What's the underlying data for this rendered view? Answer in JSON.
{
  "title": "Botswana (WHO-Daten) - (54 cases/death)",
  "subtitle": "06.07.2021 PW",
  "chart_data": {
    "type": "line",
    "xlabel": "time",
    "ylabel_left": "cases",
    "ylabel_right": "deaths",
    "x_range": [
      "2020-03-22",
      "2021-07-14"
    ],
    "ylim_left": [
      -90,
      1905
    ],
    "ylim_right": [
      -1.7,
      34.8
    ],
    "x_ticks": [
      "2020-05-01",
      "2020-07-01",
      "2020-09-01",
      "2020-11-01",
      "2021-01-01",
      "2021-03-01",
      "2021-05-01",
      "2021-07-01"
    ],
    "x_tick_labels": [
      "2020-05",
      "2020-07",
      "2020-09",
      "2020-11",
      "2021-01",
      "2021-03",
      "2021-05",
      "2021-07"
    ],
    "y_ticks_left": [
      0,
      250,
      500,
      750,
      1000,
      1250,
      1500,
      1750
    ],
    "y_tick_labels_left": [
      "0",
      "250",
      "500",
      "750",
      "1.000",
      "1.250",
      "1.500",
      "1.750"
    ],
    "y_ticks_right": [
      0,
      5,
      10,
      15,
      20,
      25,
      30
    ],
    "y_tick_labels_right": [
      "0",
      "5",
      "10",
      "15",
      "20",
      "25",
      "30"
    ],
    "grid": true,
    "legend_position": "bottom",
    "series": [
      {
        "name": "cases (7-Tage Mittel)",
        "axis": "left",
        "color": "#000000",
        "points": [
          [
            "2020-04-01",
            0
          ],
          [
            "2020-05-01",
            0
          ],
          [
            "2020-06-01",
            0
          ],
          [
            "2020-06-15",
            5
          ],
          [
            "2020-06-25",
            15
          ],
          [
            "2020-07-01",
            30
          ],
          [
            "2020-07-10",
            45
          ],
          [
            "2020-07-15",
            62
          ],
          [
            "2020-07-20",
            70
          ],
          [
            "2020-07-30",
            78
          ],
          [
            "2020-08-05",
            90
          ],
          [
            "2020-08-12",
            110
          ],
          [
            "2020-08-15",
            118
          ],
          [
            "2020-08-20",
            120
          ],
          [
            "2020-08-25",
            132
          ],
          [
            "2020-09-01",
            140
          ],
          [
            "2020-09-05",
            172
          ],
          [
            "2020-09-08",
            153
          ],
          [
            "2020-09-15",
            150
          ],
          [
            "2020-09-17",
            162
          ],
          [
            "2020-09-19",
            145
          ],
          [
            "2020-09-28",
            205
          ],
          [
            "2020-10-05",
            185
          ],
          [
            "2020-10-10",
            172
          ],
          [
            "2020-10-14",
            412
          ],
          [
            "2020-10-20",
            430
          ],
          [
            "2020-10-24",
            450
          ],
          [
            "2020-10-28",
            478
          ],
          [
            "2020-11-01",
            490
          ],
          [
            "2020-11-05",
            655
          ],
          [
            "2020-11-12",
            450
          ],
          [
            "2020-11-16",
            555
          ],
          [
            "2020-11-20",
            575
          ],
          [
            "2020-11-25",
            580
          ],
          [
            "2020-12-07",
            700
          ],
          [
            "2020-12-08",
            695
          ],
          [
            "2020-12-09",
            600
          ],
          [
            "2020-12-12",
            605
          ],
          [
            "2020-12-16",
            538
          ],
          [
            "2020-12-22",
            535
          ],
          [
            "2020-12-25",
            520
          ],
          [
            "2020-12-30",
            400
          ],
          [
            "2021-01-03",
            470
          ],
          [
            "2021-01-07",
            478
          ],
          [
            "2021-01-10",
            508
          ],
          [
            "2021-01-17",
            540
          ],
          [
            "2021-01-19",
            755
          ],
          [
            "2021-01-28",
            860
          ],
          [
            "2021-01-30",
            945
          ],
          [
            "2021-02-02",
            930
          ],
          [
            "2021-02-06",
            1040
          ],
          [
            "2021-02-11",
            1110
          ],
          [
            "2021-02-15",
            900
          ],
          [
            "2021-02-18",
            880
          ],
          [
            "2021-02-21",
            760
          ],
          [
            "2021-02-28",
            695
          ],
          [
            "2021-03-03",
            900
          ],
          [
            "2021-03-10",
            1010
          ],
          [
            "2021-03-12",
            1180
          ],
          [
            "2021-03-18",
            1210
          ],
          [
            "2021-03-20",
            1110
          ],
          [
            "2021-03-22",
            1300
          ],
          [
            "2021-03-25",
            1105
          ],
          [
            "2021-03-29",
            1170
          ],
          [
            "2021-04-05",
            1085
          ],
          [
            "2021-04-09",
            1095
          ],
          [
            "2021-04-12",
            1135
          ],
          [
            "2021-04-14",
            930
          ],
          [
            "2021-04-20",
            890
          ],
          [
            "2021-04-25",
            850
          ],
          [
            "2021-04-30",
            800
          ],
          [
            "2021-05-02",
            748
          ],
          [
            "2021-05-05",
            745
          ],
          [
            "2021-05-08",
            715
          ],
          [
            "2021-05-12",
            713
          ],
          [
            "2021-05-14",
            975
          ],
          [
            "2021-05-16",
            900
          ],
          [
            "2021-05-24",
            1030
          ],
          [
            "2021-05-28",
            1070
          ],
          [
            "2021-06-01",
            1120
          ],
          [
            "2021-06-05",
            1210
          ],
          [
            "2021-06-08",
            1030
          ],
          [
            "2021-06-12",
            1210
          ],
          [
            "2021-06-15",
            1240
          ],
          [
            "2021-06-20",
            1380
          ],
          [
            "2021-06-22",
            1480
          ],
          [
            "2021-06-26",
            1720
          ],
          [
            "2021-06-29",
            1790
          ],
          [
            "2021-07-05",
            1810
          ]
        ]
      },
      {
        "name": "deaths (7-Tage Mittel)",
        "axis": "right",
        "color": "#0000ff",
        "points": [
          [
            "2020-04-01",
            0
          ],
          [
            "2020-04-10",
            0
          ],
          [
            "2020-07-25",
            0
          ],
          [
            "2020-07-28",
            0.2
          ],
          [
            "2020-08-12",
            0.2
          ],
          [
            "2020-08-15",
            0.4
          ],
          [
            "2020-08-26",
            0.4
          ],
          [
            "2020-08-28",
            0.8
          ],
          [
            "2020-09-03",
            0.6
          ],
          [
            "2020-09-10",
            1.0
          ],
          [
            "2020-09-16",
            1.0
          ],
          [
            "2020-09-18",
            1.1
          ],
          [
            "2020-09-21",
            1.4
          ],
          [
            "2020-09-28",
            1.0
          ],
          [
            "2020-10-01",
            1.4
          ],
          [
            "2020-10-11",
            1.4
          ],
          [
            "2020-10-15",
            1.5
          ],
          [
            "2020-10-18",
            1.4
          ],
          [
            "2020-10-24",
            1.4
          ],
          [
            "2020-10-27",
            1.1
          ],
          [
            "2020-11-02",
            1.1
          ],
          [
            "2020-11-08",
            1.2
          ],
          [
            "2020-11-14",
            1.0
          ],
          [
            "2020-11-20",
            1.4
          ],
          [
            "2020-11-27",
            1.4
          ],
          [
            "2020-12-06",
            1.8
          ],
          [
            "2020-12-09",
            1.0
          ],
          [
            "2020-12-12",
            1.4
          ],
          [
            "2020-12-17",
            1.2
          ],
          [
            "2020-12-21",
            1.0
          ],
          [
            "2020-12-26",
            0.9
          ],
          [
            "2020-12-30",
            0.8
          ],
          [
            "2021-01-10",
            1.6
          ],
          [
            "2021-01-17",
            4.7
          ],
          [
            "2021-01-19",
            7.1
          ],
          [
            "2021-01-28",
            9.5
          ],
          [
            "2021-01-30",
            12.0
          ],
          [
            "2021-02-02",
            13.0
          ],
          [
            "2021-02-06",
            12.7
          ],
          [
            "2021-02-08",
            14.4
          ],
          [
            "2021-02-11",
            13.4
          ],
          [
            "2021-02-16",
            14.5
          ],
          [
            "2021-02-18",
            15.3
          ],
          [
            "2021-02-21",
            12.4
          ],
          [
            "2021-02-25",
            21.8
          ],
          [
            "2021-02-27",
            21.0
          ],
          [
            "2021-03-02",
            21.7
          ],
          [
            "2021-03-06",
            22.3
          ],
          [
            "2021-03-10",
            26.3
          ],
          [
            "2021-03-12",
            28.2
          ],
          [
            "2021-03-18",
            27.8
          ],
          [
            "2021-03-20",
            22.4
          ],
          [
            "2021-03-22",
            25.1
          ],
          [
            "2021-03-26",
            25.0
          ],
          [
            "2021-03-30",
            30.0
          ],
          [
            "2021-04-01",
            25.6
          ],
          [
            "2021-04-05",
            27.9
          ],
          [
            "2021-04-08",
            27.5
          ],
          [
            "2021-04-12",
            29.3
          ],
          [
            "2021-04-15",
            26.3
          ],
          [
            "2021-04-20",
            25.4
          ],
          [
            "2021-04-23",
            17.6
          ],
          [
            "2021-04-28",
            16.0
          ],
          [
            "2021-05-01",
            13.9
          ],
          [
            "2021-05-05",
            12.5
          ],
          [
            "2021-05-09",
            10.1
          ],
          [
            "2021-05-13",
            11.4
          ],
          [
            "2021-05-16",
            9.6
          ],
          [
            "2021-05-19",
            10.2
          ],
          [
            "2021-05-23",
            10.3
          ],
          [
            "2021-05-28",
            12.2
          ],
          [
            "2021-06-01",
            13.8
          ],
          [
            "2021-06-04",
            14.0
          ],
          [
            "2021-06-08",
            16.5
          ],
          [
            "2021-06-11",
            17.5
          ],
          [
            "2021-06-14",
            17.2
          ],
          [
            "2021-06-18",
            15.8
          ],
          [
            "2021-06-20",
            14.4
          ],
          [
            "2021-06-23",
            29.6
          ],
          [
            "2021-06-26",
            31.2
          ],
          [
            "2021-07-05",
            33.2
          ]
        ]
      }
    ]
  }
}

----------------------------------------

→ Problem to solve
Using the listing above, show every line that includes the string "cases".

→ Result below
  "title": "Botswana (WHO-Daten) - (54 cases/death)",
    "ylabel_left": "cases",
        "name": "cases (7-Tage Mittel)",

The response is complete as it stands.